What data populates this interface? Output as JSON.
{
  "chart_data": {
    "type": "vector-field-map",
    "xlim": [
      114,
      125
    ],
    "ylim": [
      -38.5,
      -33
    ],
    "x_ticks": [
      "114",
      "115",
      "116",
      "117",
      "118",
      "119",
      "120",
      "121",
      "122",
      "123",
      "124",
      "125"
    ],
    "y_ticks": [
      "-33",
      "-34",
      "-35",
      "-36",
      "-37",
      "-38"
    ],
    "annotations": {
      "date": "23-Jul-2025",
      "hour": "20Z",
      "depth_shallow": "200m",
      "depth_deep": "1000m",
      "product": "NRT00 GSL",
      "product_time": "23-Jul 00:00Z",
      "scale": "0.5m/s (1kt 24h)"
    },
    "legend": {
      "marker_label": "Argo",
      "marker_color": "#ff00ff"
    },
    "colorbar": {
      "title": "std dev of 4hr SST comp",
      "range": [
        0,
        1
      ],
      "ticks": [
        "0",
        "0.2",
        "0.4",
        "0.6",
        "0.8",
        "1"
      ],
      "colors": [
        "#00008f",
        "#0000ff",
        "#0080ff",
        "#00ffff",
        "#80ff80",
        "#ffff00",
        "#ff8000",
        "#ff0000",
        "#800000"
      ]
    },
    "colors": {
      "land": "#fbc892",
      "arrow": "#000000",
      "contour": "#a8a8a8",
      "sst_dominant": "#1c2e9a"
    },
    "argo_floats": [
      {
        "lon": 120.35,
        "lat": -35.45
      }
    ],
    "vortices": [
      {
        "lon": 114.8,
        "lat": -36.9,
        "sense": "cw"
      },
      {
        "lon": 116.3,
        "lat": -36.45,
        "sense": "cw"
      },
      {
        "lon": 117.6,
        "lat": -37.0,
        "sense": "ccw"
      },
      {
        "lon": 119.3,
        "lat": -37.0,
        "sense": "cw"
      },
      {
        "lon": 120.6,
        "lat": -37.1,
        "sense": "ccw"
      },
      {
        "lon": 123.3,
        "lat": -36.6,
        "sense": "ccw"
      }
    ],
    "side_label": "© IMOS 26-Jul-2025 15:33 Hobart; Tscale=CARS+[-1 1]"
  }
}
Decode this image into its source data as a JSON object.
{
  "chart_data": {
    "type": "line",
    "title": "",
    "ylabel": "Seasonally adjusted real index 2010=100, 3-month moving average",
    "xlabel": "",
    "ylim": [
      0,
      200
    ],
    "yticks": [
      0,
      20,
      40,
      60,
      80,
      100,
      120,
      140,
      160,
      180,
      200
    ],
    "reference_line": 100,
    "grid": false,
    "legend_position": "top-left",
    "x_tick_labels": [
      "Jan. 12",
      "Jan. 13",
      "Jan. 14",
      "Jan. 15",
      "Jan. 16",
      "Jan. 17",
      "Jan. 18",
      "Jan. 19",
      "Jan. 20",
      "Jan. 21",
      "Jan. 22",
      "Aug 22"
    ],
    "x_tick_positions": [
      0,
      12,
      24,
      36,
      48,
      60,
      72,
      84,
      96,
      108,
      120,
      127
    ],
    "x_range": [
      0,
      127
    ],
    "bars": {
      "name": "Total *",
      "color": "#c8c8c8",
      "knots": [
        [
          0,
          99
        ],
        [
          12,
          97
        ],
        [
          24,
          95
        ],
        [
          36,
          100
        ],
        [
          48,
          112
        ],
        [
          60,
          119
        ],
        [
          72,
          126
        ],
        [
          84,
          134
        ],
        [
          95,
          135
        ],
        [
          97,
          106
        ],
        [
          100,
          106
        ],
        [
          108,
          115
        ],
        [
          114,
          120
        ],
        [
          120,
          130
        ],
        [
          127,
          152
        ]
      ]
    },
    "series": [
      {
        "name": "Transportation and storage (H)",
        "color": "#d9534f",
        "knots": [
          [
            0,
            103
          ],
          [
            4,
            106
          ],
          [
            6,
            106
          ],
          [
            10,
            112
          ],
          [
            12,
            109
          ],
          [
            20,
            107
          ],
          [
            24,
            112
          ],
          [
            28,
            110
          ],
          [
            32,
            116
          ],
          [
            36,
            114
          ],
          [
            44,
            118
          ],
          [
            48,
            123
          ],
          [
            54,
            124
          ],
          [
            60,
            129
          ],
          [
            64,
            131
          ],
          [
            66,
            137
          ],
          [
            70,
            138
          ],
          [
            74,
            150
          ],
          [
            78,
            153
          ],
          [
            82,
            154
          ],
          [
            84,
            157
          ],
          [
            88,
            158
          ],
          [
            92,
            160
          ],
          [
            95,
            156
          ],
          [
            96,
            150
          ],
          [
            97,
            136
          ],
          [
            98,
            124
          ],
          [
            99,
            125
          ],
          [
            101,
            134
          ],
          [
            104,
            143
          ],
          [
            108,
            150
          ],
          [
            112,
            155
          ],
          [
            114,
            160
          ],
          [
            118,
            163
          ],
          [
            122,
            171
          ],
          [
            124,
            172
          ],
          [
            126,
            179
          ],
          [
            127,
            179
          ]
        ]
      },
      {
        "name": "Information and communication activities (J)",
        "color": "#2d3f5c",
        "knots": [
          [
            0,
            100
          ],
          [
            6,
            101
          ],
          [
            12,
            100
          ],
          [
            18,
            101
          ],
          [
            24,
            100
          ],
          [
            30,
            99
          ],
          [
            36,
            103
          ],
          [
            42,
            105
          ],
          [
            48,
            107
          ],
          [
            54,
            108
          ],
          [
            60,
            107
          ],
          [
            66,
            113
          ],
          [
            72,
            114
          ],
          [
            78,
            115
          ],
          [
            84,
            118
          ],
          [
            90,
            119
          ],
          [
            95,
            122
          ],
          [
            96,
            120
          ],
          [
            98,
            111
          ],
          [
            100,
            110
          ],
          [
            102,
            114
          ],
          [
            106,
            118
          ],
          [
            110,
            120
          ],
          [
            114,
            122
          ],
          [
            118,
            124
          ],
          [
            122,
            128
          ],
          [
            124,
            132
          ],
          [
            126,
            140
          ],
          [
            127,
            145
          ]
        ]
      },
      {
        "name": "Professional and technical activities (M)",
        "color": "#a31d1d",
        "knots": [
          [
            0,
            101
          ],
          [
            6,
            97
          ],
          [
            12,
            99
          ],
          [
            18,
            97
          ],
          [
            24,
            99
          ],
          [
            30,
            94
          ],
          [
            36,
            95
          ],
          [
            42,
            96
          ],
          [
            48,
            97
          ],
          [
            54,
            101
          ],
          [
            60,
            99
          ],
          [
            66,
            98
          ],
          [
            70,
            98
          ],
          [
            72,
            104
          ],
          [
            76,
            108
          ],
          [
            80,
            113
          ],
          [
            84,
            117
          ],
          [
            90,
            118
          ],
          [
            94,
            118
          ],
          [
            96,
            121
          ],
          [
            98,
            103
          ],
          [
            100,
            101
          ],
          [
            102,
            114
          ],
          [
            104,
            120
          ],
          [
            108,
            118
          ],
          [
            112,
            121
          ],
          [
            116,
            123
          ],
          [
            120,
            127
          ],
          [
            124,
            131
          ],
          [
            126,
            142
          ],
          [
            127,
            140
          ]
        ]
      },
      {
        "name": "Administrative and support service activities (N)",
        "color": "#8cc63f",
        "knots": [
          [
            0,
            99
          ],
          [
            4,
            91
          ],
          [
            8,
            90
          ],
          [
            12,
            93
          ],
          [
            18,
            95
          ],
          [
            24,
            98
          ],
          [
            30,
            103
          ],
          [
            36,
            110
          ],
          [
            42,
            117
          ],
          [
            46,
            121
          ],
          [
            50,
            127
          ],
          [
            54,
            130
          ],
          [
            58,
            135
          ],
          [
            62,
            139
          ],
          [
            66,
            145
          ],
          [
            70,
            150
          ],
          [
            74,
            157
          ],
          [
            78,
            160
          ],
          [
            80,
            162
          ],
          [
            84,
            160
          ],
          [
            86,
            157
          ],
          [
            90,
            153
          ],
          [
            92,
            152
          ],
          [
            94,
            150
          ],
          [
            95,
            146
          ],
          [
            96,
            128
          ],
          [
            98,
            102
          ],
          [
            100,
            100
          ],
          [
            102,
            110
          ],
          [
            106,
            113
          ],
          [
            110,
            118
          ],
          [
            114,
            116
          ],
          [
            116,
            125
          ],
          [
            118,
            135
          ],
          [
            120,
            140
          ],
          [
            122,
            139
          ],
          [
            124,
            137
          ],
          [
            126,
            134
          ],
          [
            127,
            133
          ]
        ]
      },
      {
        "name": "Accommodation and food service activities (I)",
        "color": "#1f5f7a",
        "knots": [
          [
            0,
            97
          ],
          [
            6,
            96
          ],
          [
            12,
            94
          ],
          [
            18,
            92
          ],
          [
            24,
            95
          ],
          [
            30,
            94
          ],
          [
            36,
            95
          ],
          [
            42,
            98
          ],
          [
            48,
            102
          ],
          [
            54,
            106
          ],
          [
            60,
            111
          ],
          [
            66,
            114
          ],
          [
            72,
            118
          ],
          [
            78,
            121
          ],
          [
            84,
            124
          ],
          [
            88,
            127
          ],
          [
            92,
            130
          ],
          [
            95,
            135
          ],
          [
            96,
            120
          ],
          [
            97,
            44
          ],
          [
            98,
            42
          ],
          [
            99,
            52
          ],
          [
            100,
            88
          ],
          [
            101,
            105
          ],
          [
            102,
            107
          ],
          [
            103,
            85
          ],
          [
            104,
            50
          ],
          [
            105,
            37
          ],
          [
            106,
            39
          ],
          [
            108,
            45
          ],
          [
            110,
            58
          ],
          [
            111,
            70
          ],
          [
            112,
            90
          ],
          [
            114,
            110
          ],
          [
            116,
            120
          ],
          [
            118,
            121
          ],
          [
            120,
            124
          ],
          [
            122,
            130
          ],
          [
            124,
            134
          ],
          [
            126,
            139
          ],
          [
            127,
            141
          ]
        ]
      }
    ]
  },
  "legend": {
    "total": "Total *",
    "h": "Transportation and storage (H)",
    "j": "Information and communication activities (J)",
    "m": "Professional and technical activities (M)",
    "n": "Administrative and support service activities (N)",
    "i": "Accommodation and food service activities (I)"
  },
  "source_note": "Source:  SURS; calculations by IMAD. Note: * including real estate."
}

### YOUR GOAL
From the listing above, return each line with the word "Professional".

### TASK ANSWER
        "name": "Professional and technical activities (M)",
    "m": "Professional and technical activities (M)",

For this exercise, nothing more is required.